--- begin TASK INPUT ---

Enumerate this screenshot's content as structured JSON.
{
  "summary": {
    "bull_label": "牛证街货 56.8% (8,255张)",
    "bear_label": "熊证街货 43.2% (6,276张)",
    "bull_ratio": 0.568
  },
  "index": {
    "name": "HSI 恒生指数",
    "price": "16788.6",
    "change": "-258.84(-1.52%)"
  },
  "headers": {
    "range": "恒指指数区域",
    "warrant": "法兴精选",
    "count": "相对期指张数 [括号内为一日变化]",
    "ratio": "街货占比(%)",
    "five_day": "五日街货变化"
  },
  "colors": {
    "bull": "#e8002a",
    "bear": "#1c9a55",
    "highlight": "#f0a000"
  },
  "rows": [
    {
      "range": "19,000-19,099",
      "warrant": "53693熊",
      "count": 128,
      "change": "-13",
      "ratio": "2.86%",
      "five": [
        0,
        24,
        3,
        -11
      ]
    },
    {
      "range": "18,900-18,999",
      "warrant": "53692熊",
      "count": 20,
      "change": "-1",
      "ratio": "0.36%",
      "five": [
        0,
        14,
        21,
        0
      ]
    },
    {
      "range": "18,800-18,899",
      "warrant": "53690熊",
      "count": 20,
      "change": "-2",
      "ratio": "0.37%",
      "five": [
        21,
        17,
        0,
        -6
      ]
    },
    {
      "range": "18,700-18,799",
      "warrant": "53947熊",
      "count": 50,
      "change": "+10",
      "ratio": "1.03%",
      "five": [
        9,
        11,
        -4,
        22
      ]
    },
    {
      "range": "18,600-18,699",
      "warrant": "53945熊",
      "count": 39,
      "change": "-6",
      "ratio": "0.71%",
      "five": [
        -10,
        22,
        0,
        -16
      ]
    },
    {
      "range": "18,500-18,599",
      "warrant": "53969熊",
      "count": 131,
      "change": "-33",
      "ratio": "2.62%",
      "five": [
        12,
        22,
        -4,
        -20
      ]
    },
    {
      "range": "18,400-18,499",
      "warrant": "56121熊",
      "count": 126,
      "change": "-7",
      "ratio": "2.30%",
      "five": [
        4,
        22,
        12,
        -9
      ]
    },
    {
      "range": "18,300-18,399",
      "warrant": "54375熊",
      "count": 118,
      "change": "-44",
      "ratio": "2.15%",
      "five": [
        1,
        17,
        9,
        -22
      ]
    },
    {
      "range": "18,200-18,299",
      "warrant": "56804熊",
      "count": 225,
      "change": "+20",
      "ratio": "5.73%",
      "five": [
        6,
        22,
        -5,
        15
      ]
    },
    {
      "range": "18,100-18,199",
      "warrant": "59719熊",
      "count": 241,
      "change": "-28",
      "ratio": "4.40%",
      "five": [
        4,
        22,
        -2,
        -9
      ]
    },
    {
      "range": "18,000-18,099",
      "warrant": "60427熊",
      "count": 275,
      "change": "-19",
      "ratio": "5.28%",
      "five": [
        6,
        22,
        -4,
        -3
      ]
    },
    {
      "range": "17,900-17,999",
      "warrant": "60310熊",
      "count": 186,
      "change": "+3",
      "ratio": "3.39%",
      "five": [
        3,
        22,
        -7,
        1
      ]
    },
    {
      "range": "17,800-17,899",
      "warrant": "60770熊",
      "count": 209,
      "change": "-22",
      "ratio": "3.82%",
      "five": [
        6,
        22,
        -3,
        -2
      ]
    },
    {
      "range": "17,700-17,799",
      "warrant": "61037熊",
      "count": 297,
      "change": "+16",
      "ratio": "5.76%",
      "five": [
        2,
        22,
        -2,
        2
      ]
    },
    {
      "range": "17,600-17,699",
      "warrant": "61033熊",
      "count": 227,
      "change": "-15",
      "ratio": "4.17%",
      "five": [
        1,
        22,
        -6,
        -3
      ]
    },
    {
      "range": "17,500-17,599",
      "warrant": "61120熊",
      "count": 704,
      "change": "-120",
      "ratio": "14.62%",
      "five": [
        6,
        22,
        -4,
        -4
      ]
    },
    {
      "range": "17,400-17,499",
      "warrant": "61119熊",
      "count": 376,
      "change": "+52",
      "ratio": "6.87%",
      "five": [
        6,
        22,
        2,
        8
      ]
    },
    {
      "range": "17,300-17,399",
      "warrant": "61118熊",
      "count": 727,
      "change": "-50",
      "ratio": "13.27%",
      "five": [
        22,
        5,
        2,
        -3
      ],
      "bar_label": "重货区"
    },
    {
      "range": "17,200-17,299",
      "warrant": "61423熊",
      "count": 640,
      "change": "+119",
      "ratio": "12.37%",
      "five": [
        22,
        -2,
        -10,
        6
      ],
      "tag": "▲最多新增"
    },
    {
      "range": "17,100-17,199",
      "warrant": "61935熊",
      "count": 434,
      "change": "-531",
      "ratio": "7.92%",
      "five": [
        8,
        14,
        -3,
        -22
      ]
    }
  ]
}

--- end TASK INPUT ---

**SHORT PROBLEM**. All of the data needs to be printed once more, exactly.

**EXERCISE OUTPUT**.
Enumerate this screenshot's content as structured JSON.
{
  "summary": {
    "bull_label": "牛证街货 56.8% (8,255张)",
    "bear_label": "熊证街货 43.2% (6,276张)",
    "bull_ratio": 0.568
  },
  "index": {
    "name": "HSI 恒生指数",
    "price": "16788.6",
    "change": "-258.84(-1.52%)"
  },
  "headers": {
    "range": "恒指指数区域",
    "warrant": "法兴精选",
    "count": "相对期指张数 [括号内为一日变化]",
    "ratio": "街货占比(%)",
    "five_day": "五日街货变化"
  },
  "colors": {
    "bull": "#e8002a",
    "bear": "#1c9a55",
    "highlight": "#f0a000"
  },
  "rows": [
    {
      "range": "19,000-19,099",
      "warrant": "53693熊",
      "count": 128,
      "change": "-13",
      "ratio": "2.86%",
      "five": [
        0,
        24,
        3,
        -11
      ]
    },
    {
      "range": "18,900-18,999",
      "warrant": "53692熊",
      "count": 20,
      "change": "-1",
      "ratio": "0.36%",
      "five": [
        0,
        14,
        21,
        0
      ]
    },
    {
      "range": "18,800-18,899",
      "warrant": "53690熊",
      "count": 20,
      "change": "-2",
      "ratio": "0.37%",
      "five": [
        21,
        17,
        0,
        -6
      ]
    },
    {
      "range": "18,700-18,799",
      "warrant": "53947熊",
      "count": 50,
      "change": "+10",
      "ratio": "1.03%",
      "five": [
        9,
        11,
        -4,
        22
      ]
    },
    {
      "range": "18,600-18,699",
      "warrant": "53945熊",
      "count": 39,
      "change": "-6",
      "ratio": "0.71%",
      "five": [
        -10,
        22,
        0,
        -16
      ]
    },
    {
      "range": "18,500-18,599",
      "warrant": "53969熊",
      "count": 131,
      "change": "-33",
      "ratio": "2.62%",
      "five": [
        12,
        22,
        -4,
        -20
      ]
    },
    {
      "range": "18,400-18,499",
      "warrant": "56121熊",
      "count": 126,
      "change": "-7",
      "ratio": "2.30%",
      "five": [
        4,
        22,
        12,
        -9
      ]
    },
    {
      "range": "18,300-18,399",
      "warrant": "54375熊",
      "count": 118,
      "change": "-44",
      "ratio": "2.15%",
      "five": [
        1,
        17,
        9,
        -22
      ]
    },
    {
      "range": "18,200-18,299",
      "warrant": "56804熊",
      "count": 225,
      "change": "+20",
      "ratio": "5.73%",
      "five": [
        6,
        22,
        -5,
        15
      ]
    },
    {
      "range": "18,100-18,199",
      "warrant": "59719熊",
      "count": 241,
      "change": "-28",
      "ratio": "4.40%",
      "five": [
        4,
        22,
        -2,
        -9
      ]
    },
    {
      "range": "18,000-18,099",
      "warrant": "60427熊",
      "count": 275,
      "change": "-19",
      "ratio": "5.28%",
      "five": [
        6,
        22,
        -4,
        -3
      ]
    },
    {
      "range": "17,900-17,999",
      "warrant": "60310熊",
      "count": 186,
      "change": "+3",
      "ratio": "3.39%",
      "five": [
        3,
        22,
        -7,
        1
      ]
    },
    {
      "range": "17,800-17,899",
      "warrant": "60770熊",
      "count": 209,
      "change": "-22",
      "ratio": "3.82%",
      "five": [
        6,
        22,
        -3,
        -2
      ]
    },
    {
      "range": "17,700-17,799",
      "warrant": "61037熊",
      "count": 297,
      "change": "+16",
      "ratio": "5.76%",
      "five": [
        2,
        22,
        -2,
        2
      ]
    },
    {
      "range": "17,600-17,699",
      "warrant": "61033熊",
      "count": 227,
      "change": "-15",
      "ratio": "4.17%",
      "five": [
        1,
        22,
        -6,
        -3
      ]
    },
    {
      "range": "17,500-17,599",
      "warrant": "61120熊",
      "count": 704,
      "change": "-120",
      "ratio": "14.62%",
      "five": [
        6,
        22,
        -4,
        -4
      ]
    },
    {
      "range": "17,400-17,499",
      "warrant": "61119熊",
      "count": 376,
      "change": "+52",
      "ratio": "6.87%",
      "five": [
        6,
        22,
        2,
        8
      ]
    },
    {
      "range": "17,300-17,399",
      "warrant": "61118熊",
      "count": 727,
      "change": "-50",
      "ratio": "13.27%",
      "five": [
        22,
        5,
        2,
        -3
      ],
      "bar_label": "重货区"
    },
    {
      "range": "17,200-17,299",
      "warrant": "61423熊",
      "count": 640,
      "change": "+119",
      "ratio": "12.37%",
      "five": [
        22,
        -2,
        -10,
        6
      ],
      "tag": "▲最多新增"
    },
    {
      "range": "17,100-17,199",
      "warrant": "61935熊",
      "count": 434,
      "change": "-531",
      "ratio": "7.92%",
      "five": [
        8,
        14,
        -3,
        -22
      ]
    }
  ]
}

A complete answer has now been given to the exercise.